- _TASK TO CARRY OUT_: The records below should be written out again, exactly.

- _TASK MATERIAL_:
┄┄┄┄┄┄┄┄┄┄

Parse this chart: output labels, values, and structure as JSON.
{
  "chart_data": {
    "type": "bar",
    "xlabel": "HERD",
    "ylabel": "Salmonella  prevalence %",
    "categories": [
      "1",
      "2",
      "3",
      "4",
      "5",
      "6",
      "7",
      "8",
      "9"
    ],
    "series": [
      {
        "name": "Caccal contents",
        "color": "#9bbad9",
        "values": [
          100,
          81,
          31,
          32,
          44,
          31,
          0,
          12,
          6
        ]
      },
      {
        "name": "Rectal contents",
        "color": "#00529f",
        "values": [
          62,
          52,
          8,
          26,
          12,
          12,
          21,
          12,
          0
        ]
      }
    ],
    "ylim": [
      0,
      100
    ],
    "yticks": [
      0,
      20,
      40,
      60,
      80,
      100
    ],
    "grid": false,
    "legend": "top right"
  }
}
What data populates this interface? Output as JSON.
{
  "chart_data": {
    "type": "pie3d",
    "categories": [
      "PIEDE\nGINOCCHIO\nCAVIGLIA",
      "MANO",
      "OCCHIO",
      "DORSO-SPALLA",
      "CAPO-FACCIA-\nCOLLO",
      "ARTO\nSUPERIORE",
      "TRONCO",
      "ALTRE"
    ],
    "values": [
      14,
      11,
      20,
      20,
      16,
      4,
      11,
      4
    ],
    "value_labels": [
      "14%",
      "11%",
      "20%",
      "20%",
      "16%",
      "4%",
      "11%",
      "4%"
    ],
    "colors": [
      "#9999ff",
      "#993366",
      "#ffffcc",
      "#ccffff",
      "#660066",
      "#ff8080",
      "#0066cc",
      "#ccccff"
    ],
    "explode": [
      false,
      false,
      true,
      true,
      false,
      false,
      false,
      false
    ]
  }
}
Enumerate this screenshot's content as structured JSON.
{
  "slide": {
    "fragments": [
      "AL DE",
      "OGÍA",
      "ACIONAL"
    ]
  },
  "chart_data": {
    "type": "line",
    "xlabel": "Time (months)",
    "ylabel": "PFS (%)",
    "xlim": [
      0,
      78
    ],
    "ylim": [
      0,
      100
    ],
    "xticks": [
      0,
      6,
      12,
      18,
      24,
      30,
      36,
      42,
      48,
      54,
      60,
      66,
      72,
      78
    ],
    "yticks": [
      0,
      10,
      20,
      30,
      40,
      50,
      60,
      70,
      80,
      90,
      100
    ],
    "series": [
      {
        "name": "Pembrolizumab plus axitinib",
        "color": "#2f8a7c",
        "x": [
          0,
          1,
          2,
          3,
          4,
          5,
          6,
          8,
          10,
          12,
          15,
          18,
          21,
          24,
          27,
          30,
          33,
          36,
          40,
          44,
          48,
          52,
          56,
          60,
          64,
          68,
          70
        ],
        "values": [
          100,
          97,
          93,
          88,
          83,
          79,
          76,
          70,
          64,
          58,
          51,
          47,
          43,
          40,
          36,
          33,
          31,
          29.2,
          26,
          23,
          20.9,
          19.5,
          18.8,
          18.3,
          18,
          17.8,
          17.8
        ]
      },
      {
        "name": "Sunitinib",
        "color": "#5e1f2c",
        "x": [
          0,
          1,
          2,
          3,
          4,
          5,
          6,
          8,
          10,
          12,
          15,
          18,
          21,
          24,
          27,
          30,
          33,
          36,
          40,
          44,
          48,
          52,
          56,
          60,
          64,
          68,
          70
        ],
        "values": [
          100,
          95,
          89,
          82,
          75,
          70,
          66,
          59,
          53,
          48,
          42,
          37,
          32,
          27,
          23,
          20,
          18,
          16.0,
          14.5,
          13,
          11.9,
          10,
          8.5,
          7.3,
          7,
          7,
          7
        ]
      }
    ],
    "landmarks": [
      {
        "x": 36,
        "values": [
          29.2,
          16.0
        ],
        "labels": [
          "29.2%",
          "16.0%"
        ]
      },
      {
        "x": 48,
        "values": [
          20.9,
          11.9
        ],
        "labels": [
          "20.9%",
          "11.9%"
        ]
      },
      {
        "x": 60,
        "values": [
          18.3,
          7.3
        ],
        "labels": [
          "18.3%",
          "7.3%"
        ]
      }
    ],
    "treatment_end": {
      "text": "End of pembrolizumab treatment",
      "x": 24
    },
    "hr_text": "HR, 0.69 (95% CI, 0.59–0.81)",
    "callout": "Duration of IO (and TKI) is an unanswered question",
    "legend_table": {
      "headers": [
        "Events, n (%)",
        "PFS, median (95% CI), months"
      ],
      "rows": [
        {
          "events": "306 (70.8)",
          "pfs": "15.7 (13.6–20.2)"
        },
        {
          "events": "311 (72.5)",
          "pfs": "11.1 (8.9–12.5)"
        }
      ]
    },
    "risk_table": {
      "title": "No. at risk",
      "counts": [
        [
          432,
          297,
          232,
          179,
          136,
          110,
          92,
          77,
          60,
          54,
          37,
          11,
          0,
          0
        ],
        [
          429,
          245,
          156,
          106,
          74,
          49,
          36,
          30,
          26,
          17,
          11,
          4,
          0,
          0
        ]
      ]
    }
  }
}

┄┄┄┄┄┄┄┄┄┄

- _RESULT OF THE EXERCISE_:
Parse this chart: output labels, values, and structure as JSON.
{
  "chart_data": {
    "type": "bar",
    "xlabel": "HERD",
    "ylabel": "Salmonella  prevalence %",
    "categories": [
      "1",
      "2",
      "3",
      "4",
      "5",
      "6",
      "7",
      "8",
      "9"
    ],
    "series": [
      {
        "name": "Caccal contents",
        "color": "#9bbad9",
        "values": [
          100,
          81,
          31,
          32,
          44,
          31,
          0,
          12,
          6
        ]
      },
      {
        "name": "Rectal contents",
        "color": "#00529f",
        "values": [
          62,
          52,
          8,
          26,
          12,
          12,
          21,
          12,
          0
        ]
      }
    ],
    "ylim": [
      0,
      100
    ],
    "yticks": [
      0,
      20,
      40,
      60,
      80,
      100
    ],
    "grid": false,
    "legend": "top right"
  }
}
What data populates this interface? Output as JSON.
{
  "chart_data": {
    "type": "pie3d",
    "categories": [
      "PIEDE\nGINOCCHIO\nCAVIGLIA",
      "MANO",
      "OCCHIO",
      "DORSO-SPALLA",
      "CAPO-FACCIA-\nCOLLO",
      "ARTO\nSUPERIORE",
      "TRONCO",
      "ALTRE"
    ],
    "values": [
      14,
      11,
      20,
      20,
      16,
      4,
      11,
      4
    ],
    "value_labels": [
      "14%",
      "11%",
      "20%",
      "20%",
      "16%",
      "4%",
      "11%",
      "4%"
    ],
    "colors": [
      "#9999ff",
      "#993366",
      "#ffffcc",
      "#ccffff",
      "#660066",
      "#ff8080",
      "#0066cc",
      "#ccccff"
    ],
    "explode": [
      false,
      false,
      true,
      true,
      false,
      false,
      false,
      false
    ]
  }
}
Enumerate this screenshot's content as structured JSON.
{
  "slide": {
    "fragments": [
      "AL DE",
      "OGÍA",
      "ACIONAL"
    ]
  },
  "chart_data": {
    "type": "line",
    "xlabel": "Time (months)",
    "ylabel": "PFS (%)",
    "xlim": [
      0,
      78
    ],
    "ylim": [
      0,
      100
    ],
    "xticks": [
      0,
      6,
      12,
      18,
      24,
      30,
      36,
      42,
      48,
      54,
      60,
      66,
      72,
      78
    ],
    "yticks": [
      0,
      10,
      20,
      30,
      40,
      50,
      60,
      70,
      80,
      90,
      100
    ],
    "series": [
      {
        "name": "Pembrolizumab plus axitinib",
        "color": "#2f8a7c",
        "x": [
          0,
          1,
          2,
          3,
          4,
          5,
          6,
          8,
          10,
          12,
          15,
          18,
          21,
          24,
          27,
          30,
          33,
          36,
          40,
          44,
          48,
          52,
          56,
          60,
          64,
          68,
          70
        ],
        "values": [
          100,
          97,
          93,
          88,
          83,
          79,
          76,
          70,
          64,
          58,
          51,
          47,
          43,
          40,
          36,
          33,
          31,
          29.2,
          26,
          23,
          20.9,
          19.5,
          18.8,
          18.3,
          18,
          17.8,
          17.8
        ]
      },
      {
        "name": "Sunitinib",
        "color": "#5e1f2c",
        "x": [
          0,
          1,
          2,
          3,
          4,
          5,
          6,
          8,
          10,
          12,
          15,
          18,
          21,
          24,
          27,
          30,
          33,
          36,
          40,
          44,
          48,
          52,
          56,
          60,
          64,
          68,
          70
        ],
        "values": [
          100,
          95,
          89,
          82,
          75,
          70,
          66,
          59,
          53,
          48,
          42,
          37,
          32,
          27,
          23,
          20,
          18,
          16.0,
          14.5,
          13,
          11.9,
          10,
          8.5,
          7.3,
          7,
          7,
          7
        ]
      }
    ],
    "landmarks": [
      {
        "x": 36,
        "values": [
          29.2,
          16.0
        ],
        "labels": [
          "29.2%",
          "16.0%"
        ]
      },
      {
        "x": 48,
        "values": [
          20.9,
          11.9
        ],
        "labels": [
          "20.9%",
          "11.9%"
        ]
      },
      {
        "x": 60,
        "values": [
          18.3,
          7.3
        ],
        "labels": [
          "18.3%",
          "7.3%"
        ]
      }
    ],
    "treatment_end": {
      "text": "End of pembrolizumab treatment",
      "x": 24
    },
    "hr_text": "HR, 0.69 (95% CI, 0.59–0.81)",
    "callout": "Duration of IO (and TKI) is an unanswered question",
    "legend_table": {
      "headers": [
        "Events, n (%)",
        "PFS, median (95% CI), months"
      ],
      "rows": [
        {
          "events": "306 (70.8)",
          "pfs": "15.7 (13.6–20.2)"
        },
        {
          "events": "311 (72.5)",
          "pfs": "11.1 (8.9–12.5)"
        }
      ]
    },
    "risk_table": {
      "title": "No. at risk",
      "counts": [
        [
          432,
          297,
          232,
          179,
          136,
          110,
          92,
          77,
          60,
          54,
          37,
          11,
          0,
          0
        ],
        [
          429,
          245,
          156,
          106,
          74,
          49,
          36,
          30,
          26,
          17,
          11,
          4,
          0,
          0
        ]
      ]
    }
  }
}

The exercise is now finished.